# DATA FOR THIS TASK
§

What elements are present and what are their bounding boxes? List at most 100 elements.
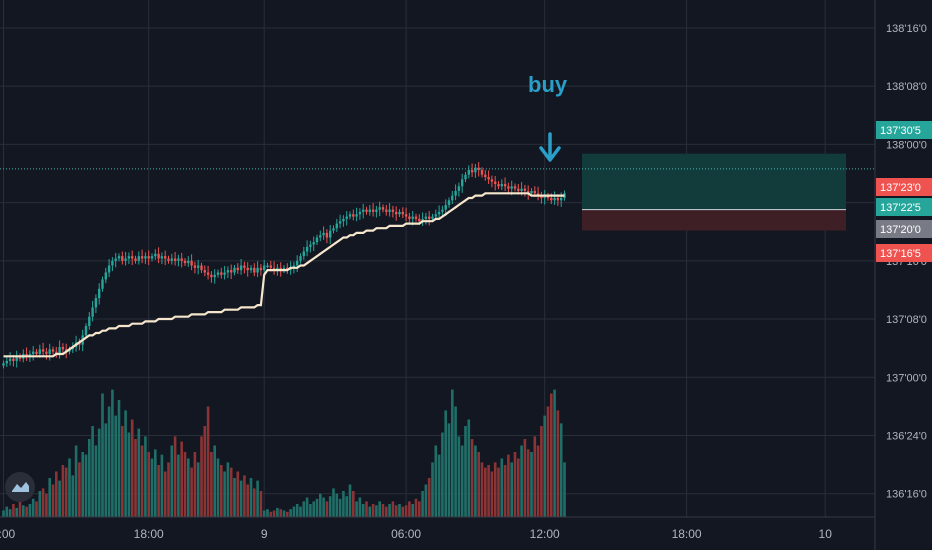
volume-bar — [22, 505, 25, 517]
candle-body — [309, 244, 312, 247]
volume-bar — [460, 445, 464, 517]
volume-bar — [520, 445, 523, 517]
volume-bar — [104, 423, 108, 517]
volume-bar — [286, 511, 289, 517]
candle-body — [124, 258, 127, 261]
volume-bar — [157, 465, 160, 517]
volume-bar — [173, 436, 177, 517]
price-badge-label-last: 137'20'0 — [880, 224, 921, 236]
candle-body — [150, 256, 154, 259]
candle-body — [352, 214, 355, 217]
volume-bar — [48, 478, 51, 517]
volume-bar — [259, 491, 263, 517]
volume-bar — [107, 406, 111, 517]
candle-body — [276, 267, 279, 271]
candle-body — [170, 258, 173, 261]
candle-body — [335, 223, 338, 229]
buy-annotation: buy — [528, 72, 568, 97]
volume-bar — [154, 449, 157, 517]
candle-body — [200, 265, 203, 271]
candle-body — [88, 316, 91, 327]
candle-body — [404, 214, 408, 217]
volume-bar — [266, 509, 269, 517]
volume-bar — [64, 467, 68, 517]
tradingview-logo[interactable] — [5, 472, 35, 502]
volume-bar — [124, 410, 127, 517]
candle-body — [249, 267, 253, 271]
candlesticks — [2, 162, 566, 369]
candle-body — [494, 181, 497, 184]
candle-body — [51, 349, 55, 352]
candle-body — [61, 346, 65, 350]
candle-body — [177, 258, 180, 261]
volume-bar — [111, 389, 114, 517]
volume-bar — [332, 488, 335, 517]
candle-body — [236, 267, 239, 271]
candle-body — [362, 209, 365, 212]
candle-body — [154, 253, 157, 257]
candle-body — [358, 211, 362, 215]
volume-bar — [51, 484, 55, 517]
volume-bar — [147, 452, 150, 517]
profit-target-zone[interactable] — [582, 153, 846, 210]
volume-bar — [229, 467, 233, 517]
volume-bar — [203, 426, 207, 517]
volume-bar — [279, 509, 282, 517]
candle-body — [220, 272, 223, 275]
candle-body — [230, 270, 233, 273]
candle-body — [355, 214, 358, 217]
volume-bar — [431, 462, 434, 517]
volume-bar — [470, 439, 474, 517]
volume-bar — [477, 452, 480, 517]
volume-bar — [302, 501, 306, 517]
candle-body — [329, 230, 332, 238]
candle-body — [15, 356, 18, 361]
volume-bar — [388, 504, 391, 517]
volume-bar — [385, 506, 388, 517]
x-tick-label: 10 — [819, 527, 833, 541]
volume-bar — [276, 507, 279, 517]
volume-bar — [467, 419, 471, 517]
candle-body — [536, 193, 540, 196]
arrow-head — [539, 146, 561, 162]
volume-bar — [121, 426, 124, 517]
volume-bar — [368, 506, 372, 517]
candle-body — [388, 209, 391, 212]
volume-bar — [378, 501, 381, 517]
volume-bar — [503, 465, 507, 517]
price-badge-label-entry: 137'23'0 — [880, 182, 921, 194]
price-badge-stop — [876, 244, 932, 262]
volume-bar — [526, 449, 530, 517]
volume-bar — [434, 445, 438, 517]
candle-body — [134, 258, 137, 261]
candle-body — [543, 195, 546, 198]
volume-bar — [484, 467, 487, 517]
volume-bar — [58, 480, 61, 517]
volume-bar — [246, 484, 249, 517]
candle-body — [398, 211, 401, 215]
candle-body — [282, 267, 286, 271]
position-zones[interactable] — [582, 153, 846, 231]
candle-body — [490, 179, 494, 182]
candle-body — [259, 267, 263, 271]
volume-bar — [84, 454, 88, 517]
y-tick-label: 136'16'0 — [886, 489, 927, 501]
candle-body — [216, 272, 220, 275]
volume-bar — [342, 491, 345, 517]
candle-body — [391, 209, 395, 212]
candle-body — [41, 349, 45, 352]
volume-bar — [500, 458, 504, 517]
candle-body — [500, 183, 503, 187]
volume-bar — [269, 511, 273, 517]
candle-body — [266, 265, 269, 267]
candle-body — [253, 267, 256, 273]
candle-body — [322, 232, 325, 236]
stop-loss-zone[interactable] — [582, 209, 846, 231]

§

# WHAT YOU NEED TO DO
Reproduce all of the data above line for line, without changing any wording, numbers, or punctuation, and omit the picture.

# RESPONSE TO THIS TASK
What elements are present and what are their bounding boxes? List at most 100 elements.
volume-bar — [22, 505, 25, 517]
candle-body — [309, 244, 312, 247]
volume-bar — [460, 445, 464, 517]
volume-bar — [520, 445, 523, 517]
volume-bar — [104, 423, 108, 517]
volume-bar — [286, 511, 289, 517]
candle-body — [124, 258, 127, 261]
volume-bar — [157, 465, 160, 517]
volume-bar — [173, 436, 177, 517]
price-badge-label-last: 137'20'0 — [880, 224, 921, 236]
candle-body — [150, 256, 154, 259]
candle-body — [352, 214, 355, 217]
volume-bar — [48, 478, 51, 517]
volume-bar — [259, 491, 263, 517]
volume-bar — [107, 406, 111, 517]
candle-body — [276, 267, 279, 271]
candle-body — [170, 258, 173, 261]
candle-body — [335, 223, 338, 229]
buy-annotation: buy — [528, 72, 568, 97]
volume-bar — [154, 449, 157, 517]
candle-body — [200, 265, 203, 271]
candle-body — [88, 316, 91, 327]
candle-body — [404, 214, 408, 217]
volume-bar — [266, 509, 269, 517]
volume-bar — [64, 467, 68, 517]
tradingview-logo[interactable] — [5, 472, 35, 502]
volume-bar — [124, 410, 127, 517]
candle-body — [249, 267, 253, 271]
candlesticks — [2, 162, 566, 369]
candle-body — [494, 181, 497, 184]
candle-body — [51, 349, 55, 352]
candle-body — [61, 346, 65, 350]
candle-body — [177, 258, 180, 261]
volume-bar — [111, 389, 114, 517]
volume-bar — [332, 488, 335, 517]
candle-body — [236, 267, 239, 271]
candle-body — [362, 209, 365, 212]
candle-body — [154, 253, 157, 257]
candle-body — [358, 211, 362, 215]
volume-bar — [51, 484, 55, 517]
volume-bar — [147, 452, 150, 517]
profit-target-zone[interactable] — [582, 153, 846, 210]
volume-bar — [229, 467, 233, 517]
volume-bar — [203, 426, 207, 517]
volume-bar — [279, 509, 282, 517]
candle-body — [220, 272, 223, 275]
candle-body — [230, 270, 233, 273]
candle-body — [355, 214, 358, 217]
volume-bar — [431, 462, 434, 517]
volume-bar — [470, 439, 474, 517]
volume-bar — [477, 452, 480, 517]
volume-bar — [302, 501, 306, 517]
candle-body — [329, 230, 332, 238]
candle-body — [15, 356, 18, 361]
volume-bar — [388, 504, 391, 517]
volume-bar — [385, 506, 388, 517]
x-tick-label: 10 — [819, 527, 833, 541]
volume-bar — [276, 507, 279, 517]
volume-bar — [467, 419, 471, 517]
candle-body — [536, 193, 540, 196]
arrow-head — [539, 146, 561, 162]
volume-bar — [121, 426, 124, 517]
volume-bar — [368, 506, 372, 517]
candle-body — [388, 209, 391, 212]
volume-bar — [378, 501, 381, 517]
volume-bar — [503, 465, 507, 517]
price-badge-label-entry: 137'23'0 — [880, 182, 921, 194]
price-badge-stop — [876, 244, 932, 262]
volume-bar — [526, 449, 530, 517]
volume-bar — [434, 445, 438, 517]
candle-body — [134, 258, 137, 261]
candle-body — [543, 195, 546, 198]
volume-bar — [484, 467, 487, 517]
volume-bar — [58, 480, 61, 517]
volume-bar — [246, 484, 249, 517]
candle-body — [398, 211, 401, 215]
candle-body — [282, 267, 286, 271]
position-zones[interactable] — [582, 153, 846, 231]
candle-body — [490, 179, 494, 182]
candle-body — [259, 267, 263, 271]
volume-bar — [84, 454, 88, 517]
y-tick-label: 136'16'0 — [886, 489, 927, 501]
candle-body — [216, 272, 220, 275]
volume-bar — [342, 491, 345, 517]
candle-body — [391, 209, 395, 212]
candle-body — [41, 349, 45, 352]
volume-bar — [500, 458, 504, 517]
candle-body — [500, 183, 503, 187]
volume-bar — [269, 511, 273, 517]
candle-body — [266, 265, 269, 267]
candle-body — [253, 267, 256, 273]
candle-body — [322, 232, 325, 236]
stop-loss-zone[interactable] — [582, 209, 846, 231]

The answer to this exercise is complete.